**INSTRUCTION**
Search the material below for the string "take" and extract each line that has it.
┏━━
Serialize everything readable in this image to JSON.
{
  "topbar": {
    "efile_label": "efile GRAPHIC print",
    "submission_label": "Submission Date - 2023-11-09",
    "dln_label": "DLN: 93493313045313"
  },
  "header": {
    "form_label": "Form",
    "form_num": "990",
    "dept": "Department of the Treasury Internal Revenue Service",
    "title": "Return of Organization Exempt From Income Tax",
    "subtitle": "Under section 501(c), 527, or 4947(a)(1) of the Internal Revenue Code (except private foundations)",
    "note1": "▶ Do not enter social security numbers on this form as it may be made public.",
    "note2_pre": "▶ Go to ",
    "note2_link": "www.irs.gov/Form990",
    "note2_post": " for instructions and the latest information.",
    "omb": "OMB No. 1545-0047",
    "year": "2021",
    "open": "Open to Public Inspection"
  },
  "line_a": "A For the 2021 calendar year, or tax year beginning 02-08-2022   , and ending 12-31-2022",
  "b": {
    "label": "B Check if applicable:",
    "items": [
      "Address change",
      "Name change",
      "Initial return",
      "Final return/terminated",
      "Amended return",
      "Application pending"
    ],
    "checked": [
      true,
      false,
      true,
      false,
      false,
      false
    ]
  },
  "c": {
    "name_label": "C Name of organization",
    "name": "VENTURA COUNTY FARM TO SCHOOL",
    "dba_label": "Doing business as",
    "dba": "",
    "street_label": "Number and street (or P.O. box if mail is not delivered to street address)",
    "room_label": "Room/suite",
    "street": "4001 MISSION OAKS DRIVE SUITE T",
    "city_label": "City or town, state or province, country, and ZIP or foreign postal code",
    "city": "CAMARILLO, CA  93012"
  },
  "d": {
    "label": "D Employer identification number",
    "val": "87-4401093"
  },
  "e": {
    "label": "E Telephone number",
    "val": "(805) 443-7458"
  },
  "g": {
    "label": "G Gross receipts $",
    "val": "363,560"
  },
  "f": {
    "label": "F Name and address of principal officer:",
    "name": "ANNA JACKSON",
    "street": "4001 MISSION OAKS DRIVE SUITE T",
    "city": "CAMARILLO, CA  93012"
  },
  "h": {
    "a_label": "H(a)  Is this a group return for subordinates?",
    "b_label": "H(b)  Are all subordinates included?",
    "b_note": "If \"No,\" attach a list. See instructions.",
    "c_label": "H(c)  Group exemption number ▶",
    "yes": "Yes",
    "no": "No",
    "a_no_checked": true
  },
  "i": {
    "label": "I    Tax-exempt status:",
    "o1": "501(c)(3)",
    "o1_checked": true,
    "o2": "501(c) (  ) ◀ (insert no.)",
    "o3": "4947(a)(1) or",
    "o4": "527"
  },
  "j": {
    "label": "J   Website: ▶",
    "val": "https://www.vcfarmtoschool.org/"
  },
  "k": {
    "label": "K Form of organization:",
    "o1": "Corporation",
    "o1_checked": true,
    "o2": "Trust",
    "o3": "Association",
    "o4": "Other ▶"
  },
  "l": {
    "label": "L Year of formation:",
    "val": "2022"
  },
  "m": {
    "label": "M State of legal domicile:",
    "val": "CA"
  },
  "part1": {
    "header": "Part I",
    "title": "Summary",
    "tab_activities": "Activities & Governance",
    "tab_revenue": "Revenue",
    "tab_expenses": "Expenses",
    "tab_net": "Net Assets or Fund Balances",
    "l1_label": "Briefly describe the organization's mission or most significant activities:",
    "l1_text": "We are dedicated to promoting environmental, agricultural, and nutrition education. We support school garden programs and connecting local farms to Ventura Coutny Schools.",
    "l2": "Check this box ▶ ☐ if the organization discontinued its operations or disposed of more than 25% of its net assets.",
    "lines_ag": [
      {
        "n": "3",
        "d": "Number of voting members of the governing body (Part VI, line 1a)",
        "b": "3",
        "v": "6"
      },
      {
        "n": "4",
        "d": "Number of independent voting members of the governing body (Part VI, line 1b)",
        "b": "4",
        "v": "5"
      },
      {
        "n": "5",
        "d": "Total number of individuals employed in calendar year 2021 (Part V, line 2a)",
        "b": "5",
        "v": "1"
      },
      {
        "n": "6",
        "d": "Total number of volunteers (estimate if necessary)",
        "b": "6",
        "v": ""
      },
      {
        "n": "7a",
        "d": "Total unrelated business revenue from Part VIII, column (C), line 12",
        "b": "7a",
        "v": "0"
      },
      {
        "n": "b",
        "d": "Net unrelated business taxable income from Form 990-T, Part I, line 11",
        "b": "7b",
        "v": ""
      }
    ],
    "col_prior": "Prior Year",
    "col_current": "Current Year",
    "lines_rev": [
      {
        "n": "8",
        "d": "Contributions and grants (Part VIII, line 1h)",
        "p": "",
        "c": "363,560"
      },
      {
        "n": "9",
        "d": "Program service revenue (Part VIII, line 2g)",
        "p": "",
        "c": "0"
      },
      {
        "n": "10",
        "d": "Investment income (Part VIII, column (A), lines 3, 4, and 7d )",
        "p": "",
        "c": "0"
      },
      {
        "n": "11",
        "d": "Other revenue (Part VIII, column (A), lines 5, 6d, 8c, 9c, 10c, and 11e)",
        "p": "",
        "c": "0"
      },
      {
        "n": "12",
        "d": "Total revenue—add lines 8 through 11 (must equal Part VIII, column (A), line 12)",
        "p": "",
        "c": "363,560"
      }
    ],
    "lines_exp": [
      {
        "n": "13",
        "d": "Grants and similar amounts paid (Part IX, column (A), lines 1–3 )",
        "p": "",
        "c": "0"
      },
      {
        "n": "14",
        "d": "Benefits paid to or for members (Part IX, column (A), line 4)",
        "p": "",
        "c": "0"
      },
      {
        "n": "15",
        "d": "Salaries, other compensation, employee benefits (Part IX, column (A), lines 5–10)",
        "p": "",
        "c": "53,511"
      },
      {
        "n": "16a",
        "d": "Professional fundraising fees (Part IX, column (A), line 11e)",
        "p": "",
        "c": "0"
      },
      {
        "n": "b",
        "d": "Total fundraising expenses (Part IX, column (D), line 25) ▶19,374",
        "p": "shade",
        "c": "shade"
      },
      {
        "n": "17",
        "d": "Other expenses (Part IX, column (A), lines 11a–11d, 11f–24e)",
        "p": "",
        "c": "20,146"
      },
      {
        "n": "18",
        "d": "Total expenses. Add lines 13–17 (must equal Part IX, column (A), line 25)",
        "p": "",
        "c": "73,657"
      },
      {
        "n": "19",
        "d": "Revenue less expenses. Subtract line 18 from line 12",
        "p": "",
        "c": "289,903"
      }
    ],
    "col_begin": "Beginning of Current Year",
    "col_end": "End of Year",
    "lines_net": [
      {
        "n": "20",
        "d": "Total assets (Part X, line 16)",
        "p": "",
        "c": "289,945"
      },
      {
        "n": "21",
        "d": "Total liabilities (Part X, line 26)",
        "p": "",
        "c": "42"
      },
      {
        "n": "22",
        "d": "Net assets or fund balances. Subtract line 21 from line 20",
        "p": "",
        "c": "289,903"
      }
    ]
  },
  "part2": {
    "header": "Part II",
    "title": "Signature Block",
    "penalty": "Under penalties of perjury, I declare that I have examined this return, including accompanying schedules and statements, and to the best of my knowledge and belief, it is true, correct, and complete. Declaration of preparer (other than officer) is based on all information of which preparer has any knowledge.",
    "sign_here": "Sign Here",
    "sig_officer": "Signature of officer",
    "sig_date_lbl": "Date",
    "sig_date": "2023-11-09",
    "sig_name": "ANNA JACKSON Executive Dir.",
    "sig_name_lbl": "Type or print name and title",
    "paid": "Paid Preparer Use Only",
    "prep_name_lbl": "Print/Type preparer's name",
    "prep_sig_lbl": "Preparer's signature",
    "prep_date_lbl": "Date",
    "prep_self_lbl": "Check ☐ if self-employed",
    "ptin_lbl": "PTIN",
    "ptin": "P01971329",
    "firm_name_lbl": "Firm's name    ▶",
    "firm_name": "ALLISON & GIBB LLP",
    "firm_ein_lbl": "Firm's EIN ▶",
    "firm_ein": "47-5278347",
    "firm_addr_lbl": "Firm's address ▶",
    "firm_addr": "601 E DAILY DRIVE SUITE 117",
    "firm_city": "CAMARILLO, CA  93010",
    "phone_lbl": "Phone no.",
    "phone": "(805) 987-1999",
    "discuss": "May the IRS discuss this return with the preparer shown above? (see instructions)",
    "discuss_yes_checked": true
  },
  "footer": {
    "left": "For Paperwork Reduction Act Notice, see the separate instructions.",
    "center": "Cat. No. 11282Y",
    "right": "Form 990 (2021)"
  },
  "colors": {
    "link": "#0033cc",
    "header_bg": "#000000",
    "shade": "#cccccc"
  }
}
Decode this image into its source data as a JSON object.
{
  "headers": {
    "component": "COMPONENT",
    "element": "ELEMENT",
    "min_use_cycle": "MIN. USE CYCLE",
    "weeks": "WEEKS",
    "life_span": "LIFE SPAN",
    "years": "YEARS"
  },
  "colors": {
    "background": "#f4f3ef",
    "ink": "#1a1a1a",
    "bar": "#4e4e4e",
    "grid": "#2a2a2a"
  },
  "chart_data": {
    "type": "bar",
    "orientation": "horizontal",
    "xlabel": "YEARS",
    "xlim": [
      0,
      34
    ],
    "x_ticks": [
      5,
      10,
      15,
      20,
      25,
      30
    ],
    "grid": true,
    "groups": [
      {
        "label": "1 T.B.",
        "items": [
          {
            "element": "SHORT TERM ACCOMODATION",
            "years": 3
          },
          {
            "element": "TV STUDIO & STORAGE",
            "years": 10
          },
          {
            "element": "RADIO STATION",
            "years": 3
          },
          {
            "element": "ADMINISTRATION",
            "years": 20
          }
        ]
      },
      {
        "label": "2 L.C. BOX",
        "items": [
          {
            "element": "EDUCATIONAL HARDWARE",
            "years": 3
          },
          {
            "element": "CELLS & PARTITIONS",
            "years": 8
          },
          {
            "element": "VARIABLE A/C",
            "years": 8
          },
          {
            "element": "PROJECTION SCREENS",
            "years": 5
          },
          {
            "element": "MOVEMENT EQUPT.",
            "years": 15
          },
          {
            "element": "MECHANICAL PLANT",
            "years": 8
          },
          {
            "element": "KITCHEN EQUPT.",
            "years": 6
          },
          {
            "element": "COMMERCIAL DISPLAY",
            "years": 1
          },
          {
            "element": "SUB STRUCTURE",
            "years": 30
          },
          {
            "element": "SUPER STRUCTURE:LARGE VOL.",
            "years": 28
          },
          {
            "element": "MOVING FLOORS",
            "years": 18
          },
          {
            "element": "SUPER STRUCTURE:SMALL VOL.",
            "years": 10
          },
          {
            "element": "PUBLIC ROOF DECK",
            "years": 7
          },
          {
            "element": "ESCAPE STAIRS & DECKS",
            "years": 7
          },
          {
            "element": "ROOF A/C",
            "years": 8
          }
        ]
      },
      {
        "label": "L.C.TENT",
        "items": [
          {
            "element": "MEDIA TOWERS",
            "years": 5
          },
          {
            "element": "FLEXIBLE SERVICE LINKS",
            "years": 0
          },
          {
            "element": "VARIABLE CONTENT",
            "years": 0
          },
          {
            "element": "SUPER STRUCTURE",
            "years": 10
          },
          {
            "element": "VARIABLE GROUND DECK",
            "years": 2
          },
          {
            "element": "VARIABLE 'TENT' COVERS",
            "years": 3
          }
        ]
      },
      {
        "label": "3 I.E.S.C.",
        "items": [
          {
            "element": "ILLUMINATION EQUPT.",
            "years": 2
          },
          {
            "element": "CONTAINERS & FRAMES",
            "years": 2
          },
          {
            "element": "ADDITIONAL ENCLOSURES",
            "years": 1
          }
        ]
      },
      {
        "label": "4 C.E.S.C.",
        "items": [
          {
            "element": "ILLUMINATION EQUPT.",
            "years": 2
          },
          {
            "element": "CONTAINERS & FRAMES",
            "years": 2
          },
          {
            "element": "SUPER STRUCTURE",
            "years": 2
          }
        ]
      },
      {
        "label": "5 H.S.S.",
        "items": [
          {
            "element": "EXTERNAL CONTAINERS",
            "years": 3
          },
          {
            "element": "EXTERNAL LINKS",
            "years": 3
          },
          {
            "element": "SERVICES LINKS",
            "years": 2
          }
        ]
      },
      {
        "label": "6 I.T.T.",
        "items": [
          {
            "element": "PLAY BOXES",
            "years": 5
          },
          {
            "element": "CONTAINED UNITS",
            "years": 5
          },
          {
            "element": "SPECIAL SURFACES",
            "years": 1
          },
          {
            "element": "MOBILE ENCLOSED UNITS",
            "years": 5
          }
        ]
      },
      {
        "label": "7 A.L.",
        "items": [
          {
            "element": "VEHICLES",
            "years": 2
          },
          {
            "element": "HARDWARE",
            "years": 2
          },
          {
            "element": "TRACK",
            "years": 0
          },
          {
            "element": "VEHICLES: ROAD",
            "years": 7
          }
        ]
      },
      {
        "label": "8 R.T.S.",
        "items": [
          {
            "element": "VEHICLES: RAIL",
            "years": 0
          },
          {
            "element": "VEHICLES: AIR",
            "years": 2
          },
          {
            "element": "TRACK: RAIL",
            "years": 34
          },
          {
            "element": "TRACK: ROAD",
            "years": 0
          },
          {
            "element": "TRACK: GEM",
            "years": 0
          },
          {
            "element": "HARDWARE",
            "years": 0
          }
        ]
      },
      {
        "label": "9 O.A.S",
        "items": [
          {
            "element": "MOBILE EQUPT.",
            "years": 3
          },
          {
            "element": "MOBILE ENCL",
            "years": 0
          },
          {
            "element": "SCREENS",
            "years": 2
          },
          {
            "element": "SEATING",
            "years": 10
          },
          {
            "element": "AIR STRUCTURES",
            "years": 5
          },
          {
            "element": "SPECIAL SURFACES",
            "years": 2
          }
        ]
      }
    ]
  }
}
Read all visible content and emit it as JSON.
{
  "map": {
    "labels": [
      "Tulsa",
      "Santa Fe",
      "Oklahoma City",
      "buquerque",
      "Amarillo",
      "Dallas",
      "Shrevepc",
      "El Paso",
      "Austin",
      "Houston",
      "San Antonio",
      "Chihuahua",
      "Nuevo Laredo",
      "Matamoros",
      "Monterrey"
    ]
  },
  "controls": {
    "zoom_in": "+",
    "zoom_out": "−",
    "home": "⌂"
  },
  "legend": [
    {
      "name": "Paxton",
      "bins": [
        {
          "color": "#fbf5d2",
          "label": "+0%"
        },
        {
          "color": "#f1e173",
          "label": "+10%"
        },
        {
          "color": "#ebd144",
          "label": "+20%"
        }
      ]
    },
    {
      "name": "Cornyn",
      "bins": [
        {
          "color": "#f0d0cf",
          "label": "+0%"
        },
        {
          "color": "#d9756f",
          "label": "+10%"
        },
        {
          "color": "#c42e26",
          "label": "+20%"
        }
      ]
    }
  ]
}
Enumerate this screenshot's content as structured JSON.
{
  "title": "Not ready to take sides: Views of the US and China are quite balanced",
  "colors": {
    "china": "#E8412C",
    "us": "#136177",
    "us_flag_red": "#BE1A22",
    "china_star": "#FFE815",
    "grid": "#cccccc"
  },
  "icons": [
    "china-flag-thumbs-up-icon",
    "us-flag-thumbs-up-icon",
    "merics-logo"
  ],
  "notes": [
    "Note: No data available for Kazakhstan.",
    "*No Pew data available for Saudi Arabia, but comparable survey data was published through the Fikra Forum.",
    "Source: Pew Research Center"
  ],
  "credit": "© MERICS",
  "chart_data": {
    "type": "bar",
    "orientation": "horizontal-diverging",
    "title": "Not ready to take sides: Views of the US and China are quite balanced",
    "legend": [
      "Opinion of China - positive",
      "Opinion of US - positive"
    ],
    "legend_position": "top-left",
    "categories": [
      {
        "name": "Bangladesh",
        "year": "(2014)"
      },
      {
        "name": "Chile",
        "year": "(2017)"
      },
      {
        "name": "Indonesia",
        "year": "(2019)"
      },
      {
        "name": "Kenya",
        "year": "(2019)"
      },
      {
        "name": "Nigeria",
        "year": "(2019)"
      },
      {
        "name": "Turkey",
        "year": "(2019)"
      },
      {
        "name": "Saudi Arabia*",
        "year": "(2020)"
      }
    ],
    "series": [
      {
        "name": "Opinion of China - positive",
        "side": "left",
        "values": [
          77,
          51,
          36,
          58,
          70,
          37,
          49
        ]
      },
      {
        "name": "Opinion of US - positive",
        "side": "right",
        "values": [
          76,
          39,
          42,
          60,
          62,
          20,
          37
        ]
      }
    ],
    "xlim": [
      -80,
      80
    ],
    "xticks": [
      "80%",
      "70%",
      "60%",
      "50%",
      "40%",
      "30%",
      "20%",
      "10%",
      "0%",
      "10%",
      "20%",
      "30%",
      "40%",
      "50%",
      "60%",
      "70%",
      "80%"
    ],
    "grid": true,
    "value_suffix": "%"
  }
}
┗━━
**COMPLETE RESPONSE**
  "title": "Not ready to take sides: Views of the US and China are quite balanced",
    "title": "Not ready to take sides: Views of the US and China are quite balanced",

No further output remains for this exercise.